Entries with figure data
>> begin

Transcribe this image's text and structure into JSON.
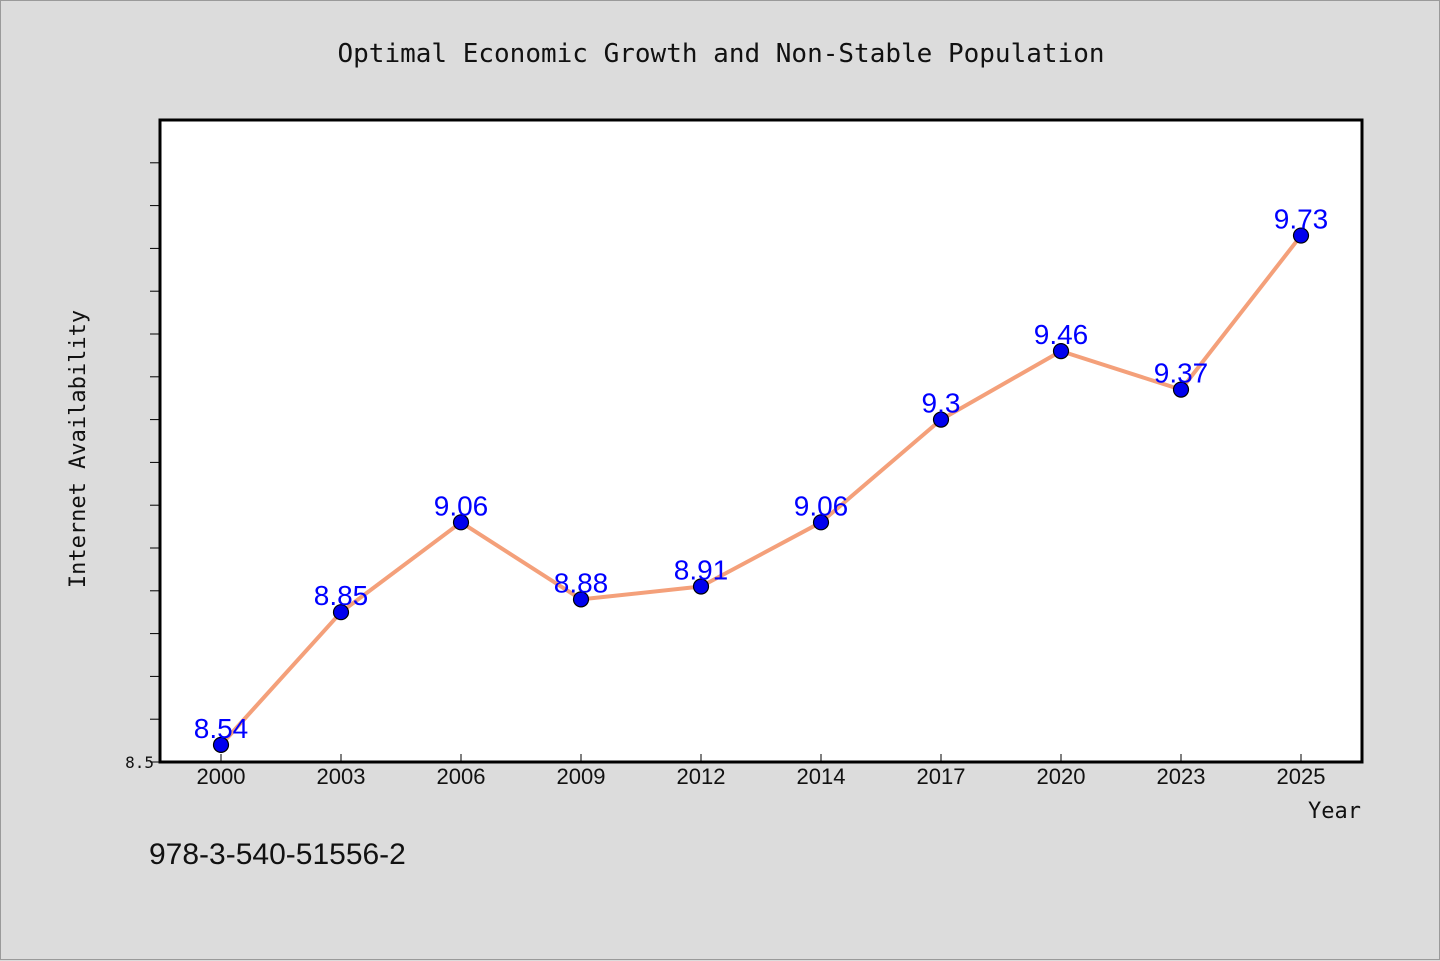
{
  "chart_data": {
    "type": "line",
    "title": "Optimal Economic Growth and Non-Stable Population",
    "xlabel": "Year",
    "ylabel": "Internet Availability",
    "categories": [
      "2000",
      "2003",
      "2006",
      "2009",
      "2012",
      "2014",
      "2017",
      "2020",
      "2023",
      "2025"
    ],
    "series": [
      {
        "values": [
          8.54,
          8.85,
          9.06,
          8.88,
          8.91,
          9.06,
          9.3,
          9.46,
          9.37,
          9.73
        ],
        "data_labels": [
          "8.54",
          "8.85",
          "9.06",
          "8.88",
          "8.91",
          "9.06",
          "9.3",
          "9.46",
          "9.37",
          "9.73"
        ],
        "line_color": "#f4a07a",
        "marker_color": "#0000ee"
      }
    ],
    "ylim": [
      8.5,
      10.0
    ],
    "yticks_labeled": [
      "8.5"
    ],
    "grid": false,
    "legend": "none",
    "label_color": "#0000ff"
  },
  "footer_text": "978-3-540-51556-2",
  "colors": {
    "background": "#dcdcdc",
    "plot_area": "#ffffff",
    "axis": "#000000"
  }
}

>> end

WHAT IS NEEDED
Nothing in the entries above should change when they are printed again, except that the pictures are dropped.

EXERCISE OUTPUT
Transcribe this image's text and structure into JSON.
{
  "chart_data": {
    "type": "line",
    "title": "Optimal Economic Growth and Non-Stable Population",
    "xlabel": "Year",
    "ylabel": "Internet Availability",
    "categories": [
      "2000",
      "2003",
      "2006",
      "2009",
      "2012",
      "2014",
      "2017",
      "2020",
      "2023",
      "2025"
    ],
    "series": [
      {
        "values": [
          8.54,
          8.85,
          9.06,
          8.88,
          8.91,
          9.06,
          9.3,
          9.46,
          9.37,
          9.73
        ],
        "data_labels": [
          "8.54",
          "8.85",
          "9.06",
          "8.88",
          "8.91",
          "9.06",
          "9.3",
          "9.46",
          "9.37",
          "9.73"
        ],
        "line_color": "#f4a07a",
        "marker_color": "#0000ee"
      }
    ],
    "ylim": [
      8.5,
      10.0
    ],
    "yticks_labeled": [
      "8.5"
    ],
    "grid": false,
    "legend": "none",
    "label_color": "#0000ff"
  },
  "footer_text": "978-3-540-51556-2",
  "colors": {
    "background": "#dcdcdc",
    "plot_area": "#ffffff",
    "axis": "#000000"
  }
}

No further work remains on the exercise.